++++ RECORDS SHOWN ++++

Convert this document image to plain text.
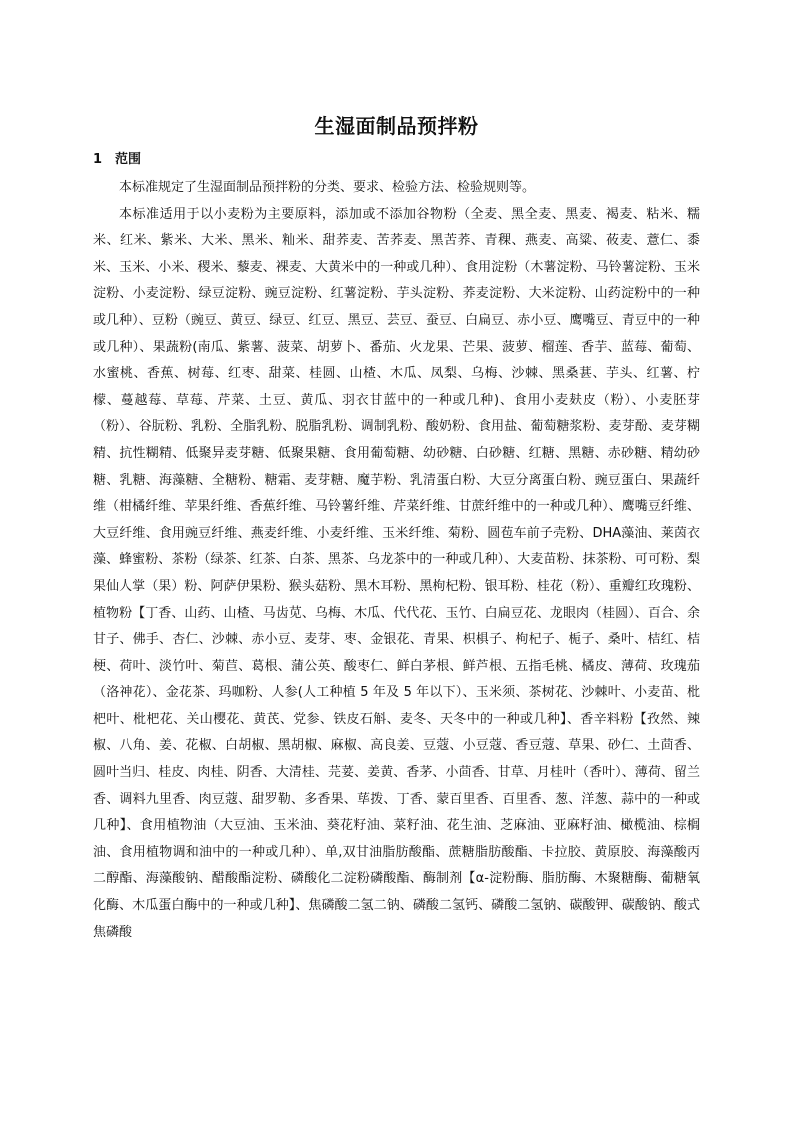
生湿面制品预拌粉
1 范围

本标准规定了生湿面制品预拌粉的分类、要求、检验方法、检验规则等。

本标准适用于以小麦粉为主要原料，添加或不添加谷物粉（全麦、黑全麦、黑麦、褐麦、粘米、糯米、红米、紫米、大米、黑米、籼米、甜荞麦、苦荞麦、黑苦荞、青稞、燕麦、高粱、莜麦、薏仁、黍米、玉米、小米、稷米、藜麦、裸麦、大黄米中的一种或几种）、食用淀粉（木薯淀粉、马铃薯淀粉、玉米淀粉、小麦淀粉、绿豆淀粉、豌豆淀粉、红薯淀粉、芋头淀粉、荞麦淀粉、大米淀粉、山药淀粉中的一种或几种）、豆粉（豌豆、黄豆、绿豆、红豆、黑豆、芸豆、蚕豆、白扁豆、赤小豆、鹰嘴豆、青豆中的一种或几种）、果蔬粉(南瓜、紫薯、菠菜、胡萝卜、番茄、火龙果、芒果、菠萝、榴莲、香芋、蓝莓、葡萄、水蜜桃、香蕉、树莓、红枣、甜菜、桂圆、山楂、木瓜、凤梨、乌梅、沙棘、黑桑葚、芋头、红薯、柠檬、蔓越莓、草莓、芹菜、土豆、黄瓜、羽衣甘蓝中的一种或几种)、食用小麦麸皮（粉）、小麦胚芽（粉）、谷朊粉、乳粉、全脂乳粉、脱脂乳粉、调制乳粉、酸奶粉、食用盐、葡萄糖浆粉、麦芽酚、麦芽糊精、抗性糊精、低聚异麦芽糖、低聚果糖、食用葡萄糖、幼砂糖、白砂糖、红糖、黑糖、赤砂糖、精幼砂糖、乳糖、海藻糖、全糖粉、糖霜、麦芽糖、魔芋粉、乳清蛋白粉、大豆分离蛋白粉、豌豆蛋白、果蔬纤维（柑橘纤维、苹果纤维、香蕉纤维、马铃薯纤维、芹菜纤维、甘蔗纤维中的一种或几种）、鹰嘴豆纤维、大豆纤维、食用豌豆纤维、燕麦纤维、小麦纤维、玉米纤维、菊粉、圆苞车前子壳粉、DHA藻油、莱茵衣藻、蜂蜜粉、茶粉（绿茶、红茶、白茶、黑茶、乌龙茶中的一种或几种）、大麦苗粉、抹茶粉、可可粉、梨果仙人掌（果）粉、阿萨伊果粉、猴头菇粉、黑木耳粉、黑枸杞粉、银耳粉、桂花（粉）、重瓣红玫瑰粉、植物粉【丁香、山药、山楂、马齿苋、乌梅、木瓜、代代花、玉竹、白扁豆花、龙眼肉（桂圆）、百合、余甘子、佛手、杏仁、沙棘、赤小豆、麦芽、枣、金银花、青果、枳椇子、枸杞子、栀子、桑叶、桔红、桔梗、荷叶、淡竹叶、菊苣、葛根、蒲公英、酸枣仁、鲜白茅根、鲜芦根、五指毛桃、橘皮、薄荷、玫瑰茄（洛神花）、金花茶、玛咖粉、人参(人工种植 5 年及 5 年以下）、玉米须、茶树花、沙棘叶、小麦苗、枇杷叶、枇杷花、关山樱花、黄芪、党参、铁皮石斛、麦冬、天冬中的一种或几种】、香辛料粉【孜然、辣椒、八角、姜、花椒、白胡椒、黑胡椒、麻椒、高良姜、豆蔻、小豆蔻、香豆蔻、草果、砂仁、土茴香、圆叶当归、桂皮、肉桂、阴香、大清桂、芫荽、姜黄、香茅、小茴香、甘草、月桂叶（香叶）、薄荷、留兰香、调料九里香、肉豆蔻、甜罗勒、多香果、荜拨、丁香、蒙百里香、百里香、葱、洋葱、蒜中的一种或几种】、食用植物油（大豆油、玉米油、葵花籽油、菜籽油、花生油、芝麻油、亚麻籽油、橄榄油、棕榈油、食用植物调和油中的一种或几种）、单,双甘油脂肪酸酯、蔗糖脂肪酸酯、卡拉胶、黄原胶、海藻酸丙二醇酯、海藻酸钠、醋酸酯淀粉、磷酸化二淀粉磷酸酯、酶制剂【α-淀粉酶、脂肪酶、木聚糖酶、葡糖氧化酶、木瓜蛋白酶中的一种或几种】、焦磷酸二氢二钠、磷酸二氢钙、磷酸二氢钠、碳酸钾、碳酸钠、酸式焦磷酸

++++

● WHAT YOU NEED TO DO: Each line in the records above should be reproduced exactly; images are not copied.

● CORRECT OUTPUT:
Convert this document image to plain text.
生湿面制品预拌粉
1 范围

本标准规定了生湿面制品预拌粉的分类、要求、检验方法、检验规则等。

本标准适用于以小麦粉为主要原料，添加或不添加谷物粉（全麦、黑全麦、黑麦、褐麦、粘米、糯米、红米、紫米、大米、黑米、籼米、甜荞麦、苦荞麦、黑苦荞、青稞、燕麦、高粱、莜麦、薏仁、黍米、玉米、小米、稷米、藜麦、裸麦、大黄米中的一种或几种）、食用淀粉（木薯淀粉、马铃薯淀粉、玉米淀粉、小麦淀粉、绿豆淀粉、豌豆淀粉、红薯淀粉、芋头淀粉、荞麦淀粉、大米淀粉、山药淀粉中的一种或几种）、豆粉（豌豆、黄豆、绿豆、红豆、黑豆、芸豆、蚕豆、白扁豆、赤小豆、鹰嘴豆、青豆中的一种或几种）、果蔬粉(南瓜、紫薯、菠菜、胡萝卜、番茄、火龙果、芒果、菠萝、榴莲、香芋、蓝莓、葡萄、水蜜桃、香蕉、树莓、红枣、甜菜、桂圆、山楂、木瓜、凤梨、乌梅、沙棘、黑桑葚、芋头、红薯、柠檬、蔓越莓、草莓、芹菜、土豆、黄瓜、羽衣甘蓝中的一种或几种)、食用小麦麸皮（粉）、小麦胚芽（粉）、谷朊粉、乳粉、全脂乳粉、脱脂乳粉、调制乳粉、酸奶粉、食用盐、葡萄糖浆粉、麦芽酚、麦芽糊精、抗性糊精、低聚异麦芽糖、低聚果糖、食用葡萄糖、幼砂糖、白砂糖、红糖、黑糖、赤砂糖、精幼砂糖、乳糖、海藻糖、全糖粉、糖霜、麦芽糖、魔芋粉、乳清蛋白粉、大豆分离蛋白粉、豌豆蛋白、果蔬纤维（柑橘纤维、苹果纤维、香蕉纤维、马铃薯纤维、芹菜纤维、甘蔗纤维中的一种或几种）、鹰嘴豆纤维、大豆纤维、食用豌豆纤维、燕麦纤维、小麦纤维、玉米纤维、菊粉、圆苞车前子壳粉、DHA藻油、莱茵衣藻、蜂蜜粉、茶粉（绿茶、红茶、白茶、黑茶、乌龙茶中的一种或几种）、大麦苗粉、抹茶粉、可可粉、梨果仙人掌（果）粉、阿萨伊果粉、猴头菇粉、黑木耳粉、黑枸杞粉、银耳粉、桂花（粉）、重瓣红玫瑰粉、植物粉【丁香、山药、山楂、马齿苋、乌梅、木瓜、代代花、玉竹、白扁豆花、龙眼肉（桂圆）、百合、余甘子、佛手、杏仁、沙棘、赤小豆、麦芽、枣、金银花、青果、枳椇子、枸杞子、栀子、桑叶、桔红、桔梗、荷叶、淡竹叶、菊苣、葛根、蒲公英、酸枣仁、鲜白茅根、鲜芦根、五指毛桃、橘皮、薄荷、玫瑰茄（洛神花）、金花茶、玛咖粉、人参(人工种植 5 年及 5 年以下）、玉米须、茶树花、沙棘叶、小麦苗、枇杷叶、枇杷花、关山樱花、黄芪、党参、铁皮石斛、麦冬、天冬中的一种或几种】、香辛料粉【孜然、辣椒、八角、姜、花椒、白胡椒、黑胡椒、麻椒、高良姜、豆蔻、小豆蔻、香豆蔻、草果、砂仁、土茴香、圆叶当归、桂皮、肉桂、阴香、大清桂、芫荽、姜黄、香茅、小茴香、甘草、月桂叶（香叶）、薄荷、留兰香、调料九里香、肉豆蔻、甜罗勒、多香果、荜拨、丁香、蒙百里香、百里香、葱、洋葱、蒜中的一种或几种】、食用植物油（大豆油、玉米油、葵花籽油、菜籽油、花生油、芝麻油、亚麻籽油、橄榄油、棕榈油、食用植物调和油中的一种或几种）、单,双甘油脂肪酸酯、蔗糖脂肪酸酯、卡拉胶、黄原胶、海藻酸丙二醇酯、海藻酸钠、醋酸酯淀粉、磷酸化二淀粉磷酸酯、酶制剂【α-淀粉酶、脂肪酶、木聚糖酶、葡糖氧化酶、木瓜蛋白酶中的一种或几种】、焦磷酸二氢二钠、磷酸二氢钙、磷酸二氢钠、碳酸钾、碳酸钠、酸式焦磷酸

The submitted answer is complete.